--- Start Supplied data ---

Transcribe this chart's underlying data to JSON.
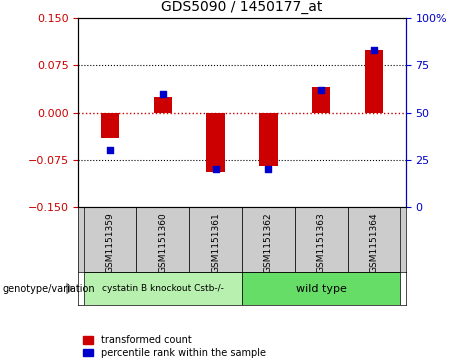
{
  "title": "GDS5090 / 1450177_at",
  "samples": [
    "GSM1151359",
    "GSM1151360",
    "GSM1151361",
    "GSM1151362",
    "GSM1151363",
    "GSM1151364"
  ],
  "red_values": [
    -0.04,
    0.025,
    -0.095,
    -0.085,
    0.04,
    0.1
  ],
  "blue_values_pct": [
    30,
    60,
    20,
    20,
    62,
    83
  ],
  "group1_color": "#b8f0b0",
  "group2_color": "#66dd66",
  "ylim_left": [
    -0.15,
    0.15
  ],
  "ylim_right": [
    0,
    100
  ],
  "yticks_left": [
    -0.15,
    -0.075,
    0,
    0.075,
    0.15
  ],
  "yticks_right": [
    0,
    25,
    50,
    75,
    100
  ],
  "red_color": "#cc0000",
  "blue_color": "#0000cc",
  "bar_width": 0.35,
  "hline_color": "#cc0000",
  "sample_bg_color": "#cccccc",
  "legend_red_label": "transformed count",
  "legend_blue_label": "percentile rank within the sample",
  "genotype_label": "genotype/variation",
  "group1_label": "cystatin B knockout Cstb-/-",
  "group2_label": "wild type"
}
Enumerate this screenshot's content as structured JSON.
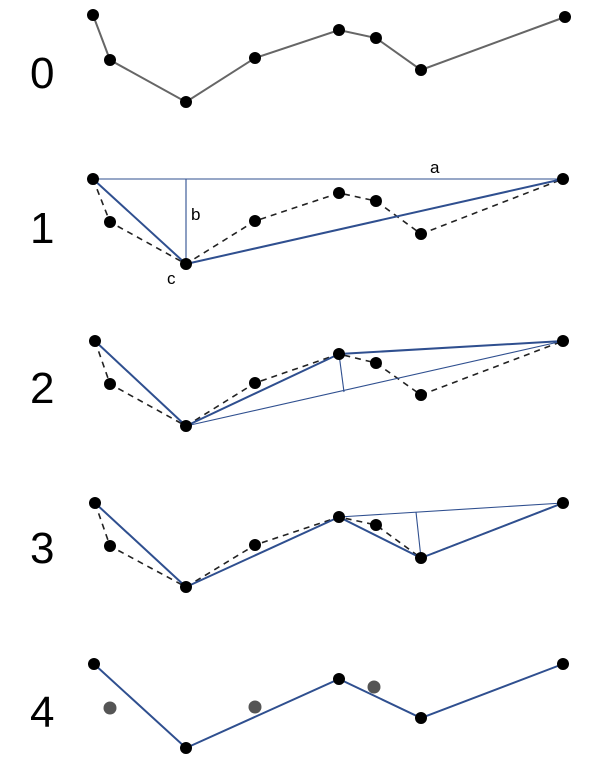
{
  "steps": [
    {
      "label": "0"
    },
    {
      "label": "1",
      "annotations": {
        "a": "a",
        "b": "b",
        "c": "c"
      }
    },
    {
      "label": "2"
    },
    {
      "label": "3"
    },
    {
      "label": "4"
    }
  ],
  "colors": {
    "original_line": "#666666",
    "simplified_line": "#2f4f8f",
    "points": "#000000",
    "discarded_points": "#555555"
  }
}
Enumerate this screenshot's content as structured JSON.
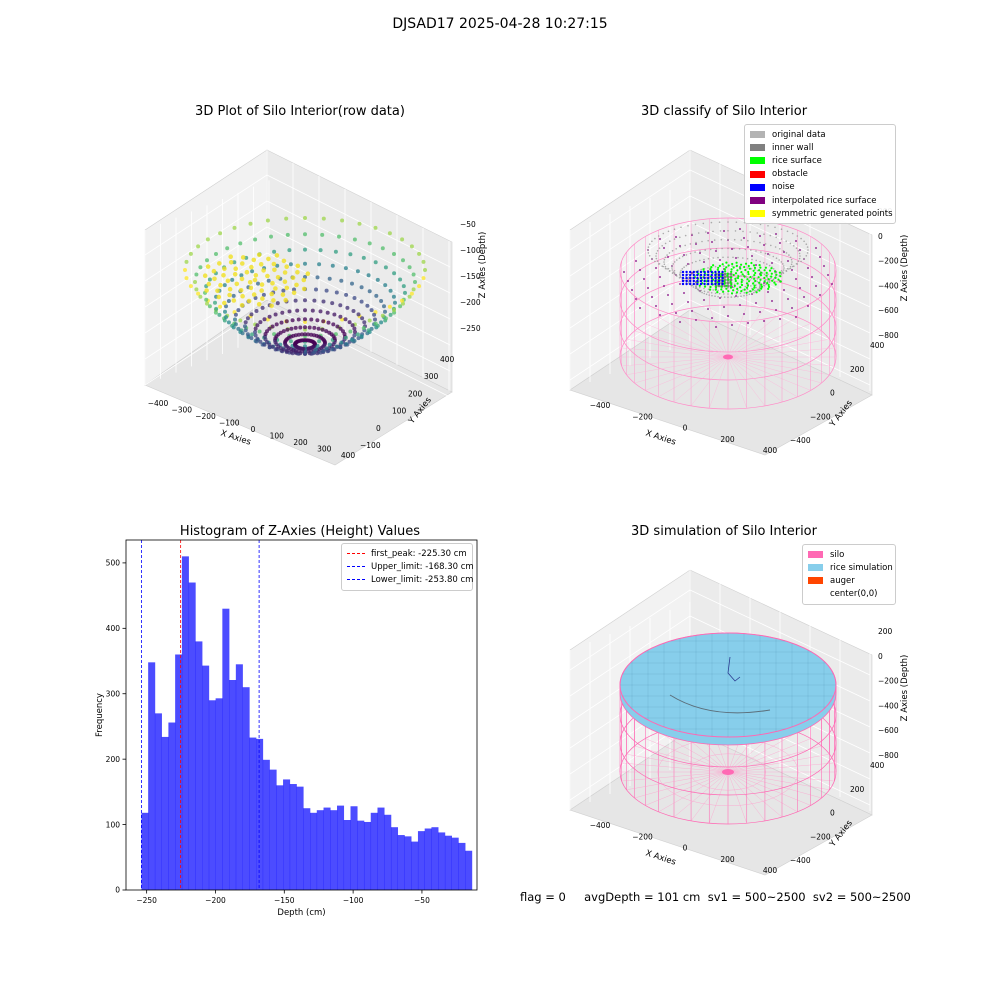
{
  "suptitle": "DJSAD17 2025-04-28 10:27:15",
  "status_line": "flag = 0     avgDepth = 101 cm  sv1 = 500~2500  sv2 = 500~2500",
  "chart_data": [
    {
      "type": "scatter",
      "title": "3D Plot of Silo Interior(row data)",
      "xlabel": "X Axies",
      "ylabel": "Y Axies",
      "zlabel": "Z Axies (Depth)",
      "x_ticks": [
        "−400",
        "−300",
        "−200",
        "−100",
        "0",
        "100",
        "200",
        "300",
        "400"
      ],
      "y_ticks": [
        "−100",
        "0",
        "100",
        "200",
        "300",
        "400"
      ],
      "z_ticks": [
        "−50",
        "−100",
        "−150",
        "−200",
        "−250"
      ],
      "colormap": "viridis"
    },
    {
      "type": "scatter",
      "title": "3D classify of Silo Interior",
      "xlabel": "X Axies",
      "ylabel": "Y Axies",
      "zlabel": "Z Axies (Depth)",
      "x_ticks": [
        "−400",
        "−200",
        "0",
        "200",
        "400"
      ],
      "y_ticks": [
        "−400",
        "−200",
        "0",
        "200",
        "400"
      ],
      "z_ticks": [
        "200",
        "0",
        "−200",
        "−400",
        "−600",
        "−800"
      ],
      "legend": [
        {
          "label": "original data",
          "color": "#b3b3b3"
        },
        {
          "label": "inner wall",
          "color": "#808080"
        },
        {
          "label": "rice surface",
          "color": "#00ff00"
        },
        {
          "label": "obstacle",
          "color": "#ff0000"
        },
        {
          "label": "noise",
          "color": "#0000ff"
        },
        {
          "label": "interpolated rice surface",
          "color": "#800080"
        },
        {
          "label": "symmetric generated points",
          "color": "#ffff00"
        }
      ]
    },
    {
      "type": "bar",
      "title": "Histogram of Z-Axies (Height) Values",
      "xlabel": "Depth (cm)",
      "ylabel": "Frequency",
      "xlim": [
        -265,
        -10
      ],
      "ylim": [
        0,
        535
      ],
      "x_ticks": [
        -250,
        -200,
        -150,
        -100,
        -50
      ],
      "y_ticks": [
        0,
        100,
        200,
        300,
        400,
        500
      ],
      "bin_start": -253.8,
      "bin_width": 4.9,
      "values": [
        118,
        348,
        270,
        234,
        256,
        360,
        510,
        470,
        380,
        343,
        290,
        293,
        430,
        321,
        345,
        310,
        233,
        231,
        199,
        184,
        160,
        169,
        162,
        158,
        125,
        118,
        122,
        126,
        122,
        129,
        107,
        128,
        106,
        104,
        118,
        126,
        115,
        96,
        84,
        82,
        74,
        90,
        94,
        96,
        88,
        83,
        80,
        72,
        60
      ],
      "bar_color": "#0000ff",
      "lines": [
        {
          "label": "first_peak: -225.30 cm",
          "x": -225.3,
          "color": "#ff0000"
        },
        {
          "label": "Upper_limit: -168.30 cm",
          "x": -168.3,
          "color": "#0000ff"
        },
        {
          "label": "Lower_limit: -253.80 cm",
          "x": -253.8,
          "color": "#0000ff"
        }
      ],
      "legend_position": "top-right"
    },
    {
      "type": "scatter",
      "title": "3D simulation of Silo Interior",
      "xlabel": "X Axies",
      "ylabel": "Y Axies",
      "zlabel": "Z Axies (Depth)",
      "x_ticks": [
        "−400",
        "−200",
        "0",
        "200",
        "400"
      ],
      "y_ticks": [
        "−400",
        "−200",
        "0",
        "200",
        "400"
      ],
      "z_ticks": [
        "200",
        "0",
        "−200",
        "−400",
        "−600",
        "−800"
      ],
      "legend": [
        {
          "label": "silo",
          "color": "#ff69b4"
        },
        {
          "label": "rice simulation",
          "color": "#87ceeb"
        },
        {
          "label": "auger",
          "color": "#ff4500"
        },
        {
          "label": "center(0,0)",
          "color": "#ffffff"
        }
      ]
    }
  ]
}
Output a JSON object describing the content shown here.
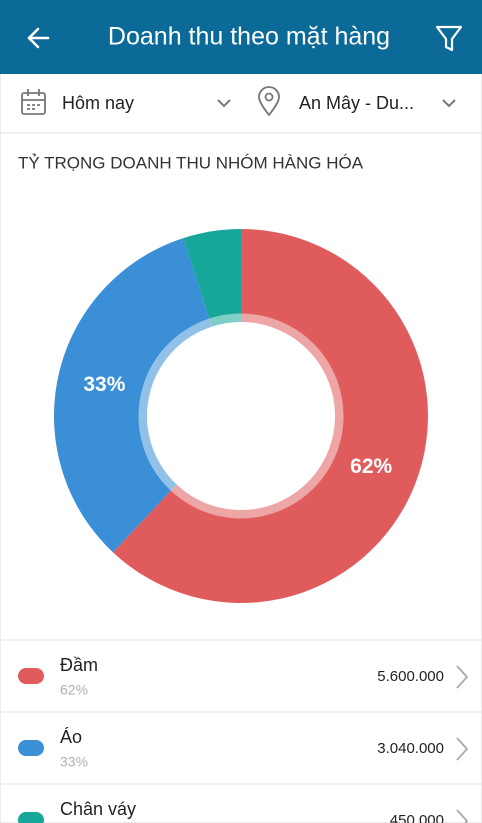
{
  "header": {
    "title": "Doanh thu theo mặt hàng"
  },
  "filters": {
    "date": "Hôm nay",
    "location": "An Mây - Du..."
  },
  "chart_data": {
    "type": "donut",
    "title": "TỶ TRỌNG DOANH THU NHÓM HÀNG HÓA",
    "categories": [
      "Đầm",
      "Áo",
      "Chân váy"
    ],
    "values": [
      62,
      33,
      5
    ],
    "value_labels": [
      "62%",
      "33%",
      null
    ],
    "colors": [
      "#e05c5c",
      "#3a8fd6",
      "#17a79a"
    ]
  },
  "items": [
    {
      "percent": "62%",
      "amount": "5.600.000"
    },
    {
      "percent": "33%",
      "amount": "3.040.000"
    },
    {
      "amount": "450.000"
    }
  ]
}
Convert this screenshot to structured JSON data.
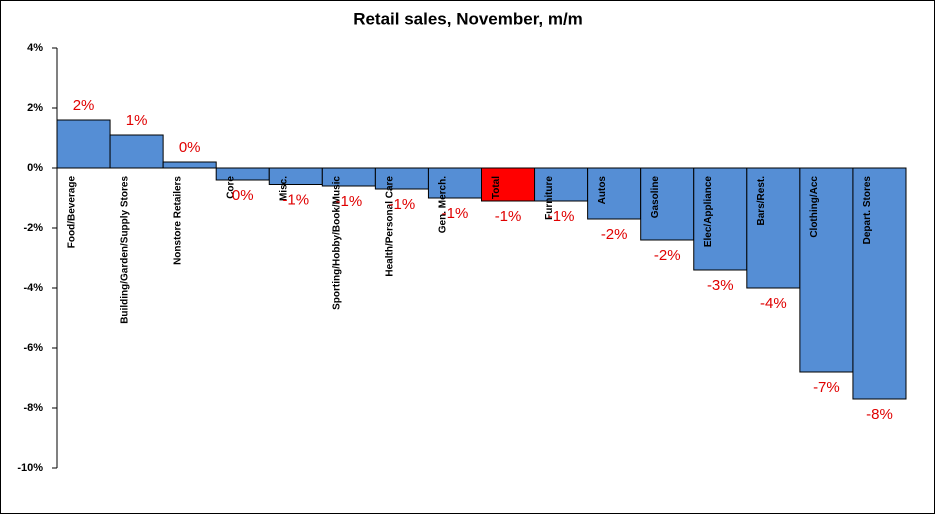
{
  "chart_data": {
    "type": "bar",
    "title": "Retail sales, November, m/m",
    "categories": [
      "Food/Beverage",
      "Building/Garden/Supply Stores",
      "Nonstore Retailers",
      "Core",
      "Misc.",
      "Sporting/Hobby/Book/Music",
      "Health/Personal Care",
      "Gen. Merch.",
      "Total",
      "Furniture",
      "Autos",
      "Gasoline",
      "Elec/Appliance",
      "Bars/Rest.",
      "Clothing/Acc",
      "Depart. Stores"
    ],
    "values": [
      1.6,
      1.1,
      0.2,
      -0.4,
      -0.55,
      -0.6,
      -0.7,
      -1.0,
      -1.1,
      -1.1,
      -1.7,
      -2.4,
      -3.4,
      -4.0,
      -6.8,
      -7.7
    ],
    "value_labels": [
      "2%",
      "1%",
      "0%",
      "0%",
      "-1%",
      "-1%",
      "-1%",
      "-1%",
      "-1%",
      "-1%",
      "-2%",
      "-2%",
      "-3%",
      "-4%",
      "-7%",
      "-8%"
    ],
    "colors": [
      "#558ed5",
      "#558ed5",
      "#558ed5",
      "#558ed5",
      "#558ed5",
      "#558ed5",
      "#558ed5",
      "#558ed5",
      "#ff0000",
      "#558ed5",
      "#558ed5",
      "#558ed5",
      "#558ed5",
      "#558ed5",
      "#558ed5",
      "#558ed5"
    ],
    "ylim": [
      -10,
      4
    ],
    "yticks": [
      {
        "value": -10,
        "label": "-10%"
      },
      {
        "value": -8,
        "label": "-8%"
      },
      {
        "value": -6,
        "label": "-6%"
      },
      {
        "value": -4,
        "label": "-4%"
      },
      {
        "value": -2,
        "label": "-2%"
      },
      {
        "value": 0,
        "label": "0%"
      },
      {
        "value": 2,
        "label": "2%"
      },
      {
        "value": 4,
        "label": "4%"
      }
    ],
    "grid": false
  }
}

--- End Supplied data ---

Copy the lines starting at the line that contains "Convert this screenshot" and running to the final line of the entries, inclusive; omit all pictures.

Convert this screenshot to structured JSON data.
{
  "chart_data": {
    "type": "bar",
    "title": "Retail sales, November, m/m",
    "categories": [
      "Food/Beverage",
      "Building/Garden/Supply Stores",
      "Nonstore Retailers",
      "Core",
      "Misc.",
      "Sporting/Hobby/Book/Music",
      "Health/Personal Care",
      "Gen. Merch.",
      "Total",
      "Furniture",
      "Autos",
      "Gasoline",
      "Elec/Appliance",
      "Bars/Rest.",
      "Clothing/Acc",
      "Depart. Stores"
    ],
    "values": [
      1.6,
      1.1,
      0.2,
      -0.4,
      -0.55,
      -0.6,
      -0.7,
      -1.0,
      -1.1,
      -1.1,
      -1.7,
      -2.4,
      -3.4,
      -4.0,
      -6.8,
      -7.7
    ],
    "value_labels": [
      "2%",
      "1%",
      "0%",
      "0%",
      "-1%",
      "-1%",
      "-1%",
      "-1%",
      "-1%",
      "-1%",
      "-2%",
      "-2%",
      "-3%",
      "-4%",
      "-7%",
      "-8%"
    ],
    "colors": [
      "#558ed5",
      "#558ed5",
      "#558ed5",
      "#558ed5",
      "#558ed5",
      "#558ed5",
      "#558ed5",
      "#558ed5",
      "#ff0000",
      "#558ed5",
      "#558ed5",
      "#558ed5",
      "#558ed5",
      "#558ed5",
      "#558ed5",
      "#558ed5"
    ],
    "ylim": [
      -10,
      4
    ],
    "yticks": [
      {
        "value": -10,
        "label": "-10%"
      },
      {
        "value": -8,
        "label": "-8%"
      },
      {
        "value": -6,
        "label": "-6%"
      },
      {
        "value": -4,
        "label": "-4%"
      },
      {
        "value": -2,
        "label": "-2%"
      },
      {
        "value": 0,
        "label": "0%"
      },
      {
        "value": 2,
        "label": "2%"
      },
      {
        "value": 4,
        "label": "4%"
      }
    ],
    "grid": false
  }
}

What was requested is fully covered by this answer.